[Stored dataset items]
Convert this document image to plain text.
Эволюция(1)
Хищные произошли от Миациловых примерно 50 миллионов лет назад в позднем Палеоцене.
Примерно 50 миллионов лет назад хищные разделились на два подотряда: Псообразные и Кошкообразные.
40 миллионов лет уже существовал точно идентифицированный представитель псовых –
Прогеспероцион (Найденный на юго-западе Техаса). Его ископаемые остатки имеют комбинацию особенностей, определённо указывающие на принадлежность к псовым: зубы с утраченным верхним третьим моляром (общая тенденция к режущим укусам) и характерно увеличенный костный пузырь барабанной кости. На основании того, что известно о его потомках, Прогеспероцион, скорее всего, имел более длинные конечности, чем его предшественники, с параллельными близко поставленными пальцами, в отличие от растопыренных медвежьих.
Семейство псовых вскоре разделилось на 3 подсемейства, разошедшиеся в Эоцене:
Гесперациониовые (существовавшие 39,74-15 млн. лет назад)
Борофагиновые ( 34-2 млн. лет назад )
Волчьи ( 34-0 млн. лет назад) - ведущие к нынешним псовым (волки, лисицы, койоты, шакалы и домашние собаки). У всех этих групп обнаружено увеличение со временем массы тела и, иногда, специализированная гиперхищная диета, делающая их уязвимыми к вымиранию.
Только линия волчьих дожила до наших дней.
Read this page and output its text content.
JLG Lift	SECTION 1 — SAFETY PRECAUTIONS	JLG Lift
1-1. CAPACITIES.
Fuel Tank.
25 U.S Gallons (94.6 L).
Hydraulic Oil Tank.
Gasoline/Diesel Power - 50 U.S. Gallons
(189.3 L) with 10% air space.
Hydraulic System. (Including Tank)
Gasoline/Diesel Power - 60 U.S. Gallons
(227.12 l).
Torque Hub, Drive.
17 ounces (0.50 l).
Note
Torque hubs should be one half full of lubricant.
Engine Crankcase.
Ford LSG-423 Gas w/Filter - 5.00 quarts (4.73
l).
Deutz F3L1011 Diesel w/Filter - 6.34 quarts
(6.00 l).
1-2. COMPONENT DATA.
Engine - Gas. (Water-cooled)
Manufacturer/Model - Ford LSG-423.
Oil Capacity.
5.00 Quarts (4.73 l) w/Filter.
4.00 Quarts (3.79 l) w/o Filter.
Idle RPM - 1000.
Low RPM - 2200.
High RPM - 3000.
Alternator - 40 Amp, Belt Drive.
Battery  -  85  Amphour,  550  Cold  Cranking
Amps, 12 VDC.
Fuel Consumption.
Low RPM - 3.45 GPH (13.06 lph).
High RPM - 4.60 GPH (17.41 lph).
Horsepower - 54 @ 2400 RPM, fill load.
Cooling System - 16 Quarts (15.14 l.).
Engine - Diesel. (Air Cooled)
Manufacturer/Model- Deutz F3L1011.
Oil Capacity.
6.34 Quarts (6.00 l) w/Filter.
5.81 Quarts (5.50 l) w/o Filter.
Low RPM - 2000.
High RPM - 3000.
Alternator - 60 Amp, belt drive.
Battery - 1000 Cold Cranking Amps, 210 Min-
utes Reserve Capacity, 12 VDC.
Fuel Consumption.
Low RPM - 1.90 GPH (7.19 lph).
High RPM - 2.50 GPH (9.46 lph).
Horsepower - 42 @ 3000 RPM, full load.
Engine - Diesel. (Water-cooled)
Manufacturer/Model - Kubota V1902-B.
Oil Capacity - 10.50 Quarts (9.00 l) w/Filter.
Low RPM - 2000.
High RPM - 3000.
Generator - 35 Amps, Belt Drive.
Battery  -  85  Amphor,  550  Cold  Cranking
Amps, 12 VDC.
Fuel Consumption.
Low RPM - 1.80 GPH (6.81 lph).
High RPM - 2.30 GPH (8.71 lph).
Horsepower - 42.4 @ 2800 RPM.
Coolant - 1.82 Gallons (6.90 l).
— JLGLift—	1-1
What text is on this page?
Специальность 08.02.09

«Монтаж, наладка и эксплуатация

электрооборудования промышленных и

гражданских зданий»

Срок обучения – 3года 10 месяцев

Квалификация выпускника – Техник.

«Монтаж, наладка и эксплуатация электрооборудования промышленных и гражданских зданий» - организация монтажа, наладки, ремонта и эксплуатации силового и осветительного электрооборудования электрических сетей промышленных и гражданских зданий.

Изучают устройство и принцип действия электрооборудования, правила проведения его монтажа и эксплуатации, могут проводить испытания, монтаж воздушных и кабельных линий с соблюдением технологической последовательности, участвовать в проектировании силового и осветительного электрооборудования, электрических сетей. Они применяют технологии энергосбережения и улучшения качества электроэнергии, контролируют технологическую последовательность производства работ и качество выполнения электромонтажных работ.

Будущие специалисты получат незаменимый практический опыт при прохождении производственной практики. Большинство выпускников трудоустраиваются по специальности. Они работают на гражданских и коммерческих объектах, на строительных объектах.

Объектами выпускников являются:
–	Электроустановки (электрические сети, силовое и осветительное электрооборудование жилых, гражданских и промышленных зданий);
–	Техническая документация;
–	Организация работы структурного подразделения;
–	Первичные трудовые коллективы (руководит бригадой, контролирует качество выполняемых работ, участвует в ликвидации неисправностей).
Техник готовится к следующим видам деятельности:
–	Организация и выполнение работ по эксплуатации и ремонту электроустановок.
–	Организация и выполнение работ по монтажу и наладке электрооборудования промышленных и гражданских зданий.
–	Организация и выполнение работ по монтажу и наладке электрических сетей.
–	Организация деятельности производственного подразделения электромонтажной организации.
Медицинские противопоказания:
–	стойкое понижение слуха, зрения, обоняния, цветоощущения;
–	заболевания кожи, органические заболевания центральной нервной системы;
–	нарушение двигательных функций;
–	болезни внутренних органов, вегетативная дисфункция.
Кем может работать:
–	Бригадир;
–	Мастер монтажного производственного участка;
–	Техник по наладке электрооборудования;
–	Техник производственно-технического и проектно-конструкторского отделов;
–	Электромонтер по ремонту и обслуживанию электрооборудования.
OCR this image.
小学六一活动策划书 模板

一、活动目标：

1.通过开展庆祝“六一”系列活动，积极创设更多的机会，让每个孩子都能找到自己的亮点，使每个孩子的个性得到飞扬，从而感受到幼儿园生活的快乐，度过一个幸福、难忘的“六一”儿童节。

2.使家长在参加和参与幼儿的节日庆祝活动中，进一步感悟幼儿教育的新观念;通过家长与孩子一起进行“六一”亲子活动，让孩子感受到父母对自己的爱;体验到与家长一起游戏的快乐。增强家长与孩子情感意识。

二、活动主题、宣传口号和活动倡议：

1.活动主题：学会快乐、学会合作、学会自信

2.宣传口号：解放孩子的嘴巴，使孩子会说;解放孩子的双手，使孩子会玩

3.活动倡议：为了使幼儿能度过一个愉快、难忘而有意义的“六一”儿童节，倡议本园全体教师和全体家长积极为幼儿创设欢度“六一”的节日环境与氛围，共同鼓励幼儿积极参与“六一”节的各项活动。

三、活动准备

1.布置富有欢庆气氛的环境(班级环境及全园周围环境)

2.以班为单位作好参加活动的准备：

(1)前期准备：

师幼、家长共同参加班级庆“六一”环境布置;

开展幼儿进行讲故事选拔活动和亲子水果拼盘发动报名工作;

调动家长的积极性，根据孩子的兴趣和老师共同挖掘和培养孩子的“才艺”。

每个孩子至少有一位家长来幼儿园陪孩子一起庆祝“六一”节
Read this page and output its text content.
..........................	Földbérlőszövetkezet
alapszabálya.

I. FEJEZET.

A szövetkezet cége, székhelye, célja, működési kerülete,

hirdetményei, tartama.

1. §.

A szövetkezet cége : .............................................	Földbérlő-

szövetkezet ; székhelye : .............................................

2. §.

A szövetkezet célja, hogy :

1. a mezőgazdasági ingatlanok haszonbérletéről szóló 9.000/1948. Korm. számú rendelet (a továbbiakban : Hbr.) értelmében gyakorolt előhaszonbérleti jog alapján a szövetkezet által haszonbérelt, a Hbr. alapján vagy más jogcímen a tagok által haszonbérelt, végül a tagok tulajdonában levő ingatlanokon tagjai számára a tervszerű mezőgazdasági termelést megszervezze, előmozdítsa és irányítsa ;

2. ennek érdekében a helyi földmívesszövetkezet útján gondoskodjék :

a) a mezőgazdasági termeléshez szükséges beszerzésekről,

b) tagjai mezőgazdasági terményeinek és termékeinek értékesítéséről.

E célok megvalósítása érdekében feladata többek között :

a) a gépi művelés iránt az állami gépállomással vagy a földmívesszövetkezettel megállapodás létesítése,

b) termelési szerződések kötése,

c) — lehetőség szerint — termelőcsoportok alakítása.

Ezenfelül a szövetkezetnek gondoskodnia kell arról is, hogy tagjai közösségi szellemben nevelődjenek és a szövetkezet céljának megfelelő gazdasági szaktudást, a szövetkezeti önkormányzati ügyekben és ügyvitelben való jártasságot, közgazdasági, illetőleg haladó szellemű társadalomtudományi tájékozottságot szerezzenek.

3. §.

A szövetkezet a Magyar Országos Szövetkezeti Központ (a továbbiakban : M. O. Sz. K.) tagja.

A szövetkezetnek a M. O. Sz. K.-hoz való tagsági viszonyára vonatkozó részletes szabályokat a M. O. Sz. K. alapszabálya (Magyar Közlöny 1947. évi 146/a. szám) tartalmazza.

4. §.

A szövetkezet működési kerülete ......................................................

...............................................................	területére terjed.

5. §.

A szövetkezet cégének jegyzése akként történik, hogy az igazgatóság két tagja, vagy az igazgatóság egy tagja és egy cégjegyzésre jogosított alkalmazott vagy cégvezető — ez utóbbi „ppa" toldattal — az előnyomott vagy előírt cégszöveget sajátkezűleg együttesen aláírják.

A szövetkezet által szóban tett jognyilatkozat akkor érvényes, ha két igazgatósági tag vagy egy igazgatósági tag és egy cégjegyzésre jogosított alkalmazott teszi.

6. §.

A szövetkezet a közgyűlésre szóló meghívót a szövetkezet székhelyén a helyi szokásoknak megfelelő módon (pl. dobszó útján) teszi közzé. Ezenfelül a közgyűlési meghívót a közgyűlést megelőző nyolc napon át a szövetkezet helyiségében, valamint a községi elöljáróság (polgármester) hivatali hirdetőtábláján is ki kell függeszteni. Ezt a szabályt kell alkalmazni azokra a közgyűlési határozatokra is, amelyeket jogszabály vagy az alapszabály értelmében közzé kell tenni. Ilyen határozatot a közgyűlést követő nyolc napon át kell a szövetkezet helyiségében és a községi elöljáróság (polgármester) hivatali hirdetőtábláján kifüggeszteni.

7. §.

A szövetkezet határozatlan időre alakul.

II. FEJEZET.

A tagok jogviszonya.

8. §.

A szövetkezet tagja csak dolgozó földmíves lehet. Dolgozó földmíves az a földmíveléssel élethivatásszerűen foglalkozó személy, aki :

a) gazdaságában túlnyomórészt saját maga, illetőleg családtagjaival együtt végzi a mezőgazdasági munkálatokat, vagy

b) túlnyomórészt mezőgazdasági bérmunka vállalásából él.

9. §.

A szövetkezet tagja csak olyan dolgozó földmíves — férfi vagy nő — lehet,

TO BE DONE: Among the records above, find each line holding the string "псовых" and pull it out.

ANSWER TO THE TASK:
40 миллионов лет уже существовал точно идентифицированный представитель псовых –
Семейство псовых вскоре разделилось на 3 подсемейства, разошедшиеся в Эоцене:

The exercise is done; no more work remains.